• [What is required]
Locate and copy all lines bearing the word "name".

-- start --

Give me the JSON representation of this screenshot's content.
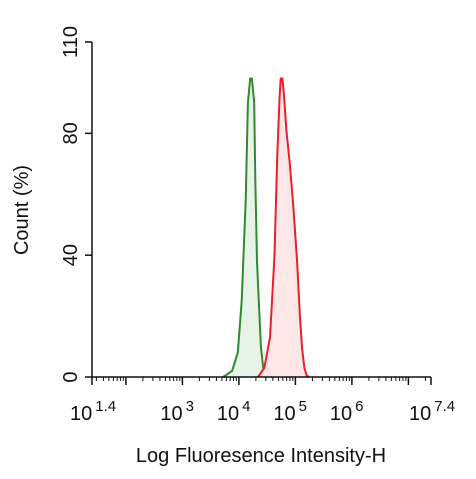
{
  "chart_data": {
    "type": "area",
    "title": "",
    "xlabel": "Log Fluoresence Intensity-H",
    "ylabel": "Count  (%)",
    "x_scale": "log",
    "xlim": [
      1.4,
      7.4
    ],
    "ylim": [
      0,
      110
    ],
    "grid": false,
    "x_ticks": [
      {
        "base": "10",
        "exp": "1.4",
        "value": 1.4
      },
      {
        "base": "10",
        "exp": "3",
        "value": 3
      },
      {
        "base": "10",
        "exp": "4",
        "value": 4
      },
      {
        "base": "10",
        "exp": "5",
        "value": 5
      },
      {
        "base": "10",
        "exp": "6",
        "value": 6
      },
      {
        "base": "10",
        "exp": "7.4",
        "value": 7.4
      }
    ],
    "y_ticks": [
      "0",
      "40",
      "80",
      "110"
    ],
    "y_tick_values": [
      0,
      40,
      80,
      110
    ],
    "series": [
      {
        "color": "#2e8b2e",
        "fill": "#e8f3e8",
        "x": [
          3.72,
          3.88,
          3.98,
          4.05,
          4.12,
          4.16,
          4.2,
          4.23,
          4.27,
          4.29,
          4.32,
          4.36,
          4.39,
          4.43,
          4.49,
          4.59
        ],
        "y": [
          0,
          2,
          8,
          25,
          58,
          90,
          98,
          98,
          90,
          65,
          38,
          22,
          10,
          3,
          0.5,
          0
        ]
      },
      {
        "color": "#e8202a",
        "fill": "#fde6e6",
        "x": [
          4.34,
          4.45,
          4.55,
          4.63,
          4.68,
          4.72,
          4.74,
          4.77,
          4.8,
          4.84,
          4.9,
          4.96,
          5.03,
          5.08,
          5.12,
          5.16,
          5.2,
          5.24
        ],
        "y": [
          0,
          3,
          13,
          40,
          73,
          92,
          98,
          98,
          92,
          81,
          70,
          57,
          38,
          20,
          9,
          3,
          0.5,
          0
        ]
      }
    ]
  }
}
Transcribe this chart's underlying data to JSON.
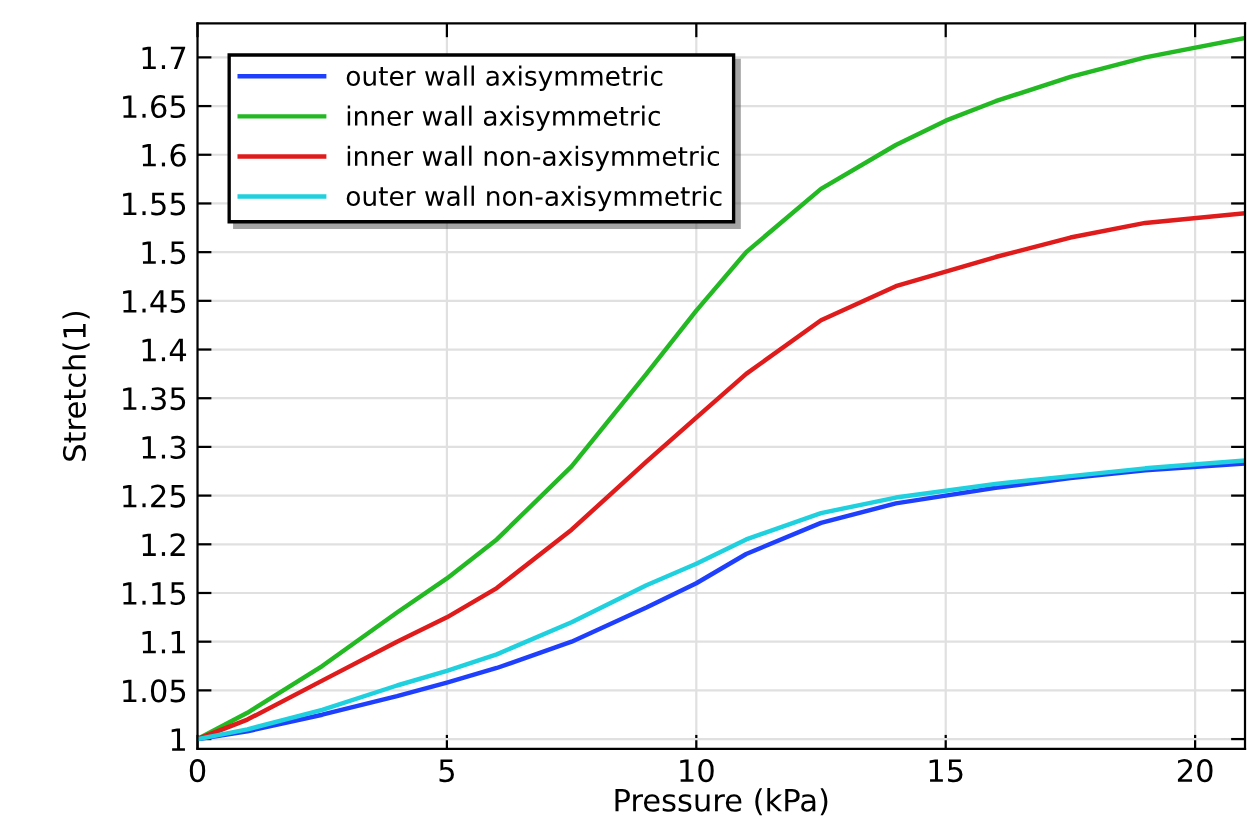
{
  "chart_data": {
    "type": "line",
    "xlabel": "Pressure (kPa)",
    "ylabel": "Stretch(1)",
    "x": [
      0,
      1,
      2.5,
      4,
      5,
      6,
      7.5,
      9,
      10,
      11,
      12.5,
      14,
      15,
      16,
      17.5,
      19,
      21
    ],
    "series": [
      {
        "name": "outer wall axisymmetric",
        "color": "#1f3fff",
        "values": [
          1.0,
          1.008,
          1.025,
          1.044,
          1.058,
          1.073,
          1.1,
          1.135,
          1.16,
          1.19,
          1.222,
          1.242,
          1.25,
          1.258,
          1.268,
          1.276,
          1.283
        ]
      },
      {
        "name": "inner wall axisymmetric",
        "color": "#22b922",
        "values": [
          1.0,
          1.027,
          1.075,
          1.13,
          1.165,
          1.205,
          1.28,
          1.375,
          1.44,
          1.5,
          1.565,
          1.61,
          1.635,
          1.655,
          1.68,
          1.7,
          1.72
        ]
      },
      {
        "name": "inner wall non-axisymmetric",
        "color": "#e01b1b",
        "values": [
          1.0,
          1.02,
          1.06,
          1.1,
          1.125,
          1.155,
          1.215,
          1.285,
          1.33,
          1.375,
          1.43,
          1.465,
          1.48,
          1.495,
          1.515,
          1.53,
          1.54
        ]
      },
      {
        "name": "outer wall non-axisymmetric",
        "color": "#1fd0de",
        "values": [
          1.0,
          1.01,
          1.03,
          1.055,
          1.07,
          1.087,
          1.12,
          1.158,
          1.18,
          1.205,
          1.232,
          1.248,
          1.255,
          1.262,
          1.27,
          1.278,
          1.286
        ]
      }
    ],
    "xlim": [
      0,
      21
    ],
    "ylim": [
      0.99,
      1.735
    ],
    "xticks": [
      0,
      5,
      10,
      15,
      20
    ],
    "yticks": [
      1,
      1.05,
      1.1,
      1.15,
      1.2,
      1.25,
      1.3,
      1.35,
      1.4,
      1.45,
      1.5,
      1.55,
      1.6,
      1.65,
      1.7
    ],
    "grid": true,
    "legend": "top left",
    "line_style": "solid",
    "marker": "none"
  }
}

-- end --
-- start --

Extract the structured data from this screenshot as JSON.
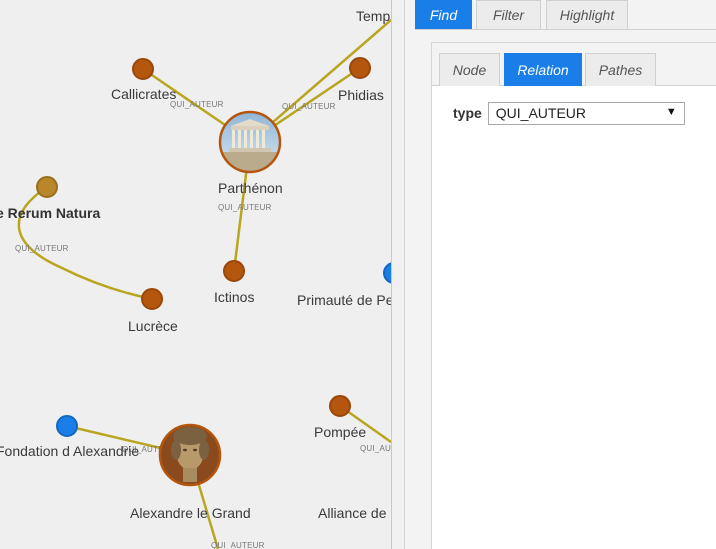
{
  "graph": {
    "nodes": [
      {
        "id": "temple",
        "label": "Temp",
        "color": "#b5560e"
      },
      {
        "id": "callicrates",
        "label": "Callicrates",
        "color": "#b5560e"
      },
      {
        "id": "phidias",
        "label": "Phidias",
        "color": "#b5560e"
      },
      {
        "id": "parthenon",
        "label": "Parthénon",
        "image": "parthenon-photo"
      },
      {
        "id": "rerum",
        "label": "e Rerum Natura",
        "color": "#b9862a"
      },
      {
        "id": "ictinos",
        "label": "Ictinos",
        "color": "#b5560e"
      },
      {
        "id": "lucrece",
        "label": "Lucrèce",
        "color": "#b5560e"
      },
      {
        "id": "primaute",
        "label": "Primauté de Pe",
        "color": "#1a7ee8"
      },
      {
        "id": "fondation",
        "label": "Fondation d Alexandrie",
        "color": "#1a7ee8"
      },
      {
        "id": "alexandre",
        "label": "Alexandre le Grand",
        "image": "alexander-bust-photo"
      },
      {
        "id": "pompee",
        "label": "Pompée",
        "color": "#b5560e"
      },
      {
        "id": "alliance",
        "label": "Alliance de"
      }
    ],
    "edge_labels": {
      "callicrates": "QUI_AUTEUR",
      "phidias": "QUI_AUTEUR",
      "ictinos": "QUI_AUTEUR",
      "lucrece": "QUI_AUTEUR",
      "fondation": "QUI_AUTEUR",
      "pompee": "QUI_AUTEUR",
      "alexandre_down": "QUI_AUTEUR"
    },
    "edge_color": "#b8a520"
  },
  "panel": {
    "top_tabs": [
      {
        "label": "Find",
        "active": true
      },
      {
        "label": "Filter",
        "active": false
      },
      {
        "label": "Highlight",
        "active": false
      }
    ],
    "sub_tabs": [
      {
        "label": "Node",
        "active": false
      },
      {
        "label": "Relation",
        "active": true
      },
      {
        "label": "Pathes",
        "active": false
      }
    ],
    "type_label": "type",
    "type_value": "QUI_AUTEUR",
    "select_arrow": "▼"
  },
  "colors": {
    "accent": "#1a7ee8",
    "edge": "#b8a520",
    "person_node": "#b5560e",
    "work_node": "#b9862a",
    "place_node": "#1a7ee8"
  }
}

-- end --

• [Final result]
        "name": "outer wall axisymmetric",
        "name": "inner wall axisymmetric",
        "name": "inner wall non-axisymmetric",
        "name": "outer wall non-axisymmetric",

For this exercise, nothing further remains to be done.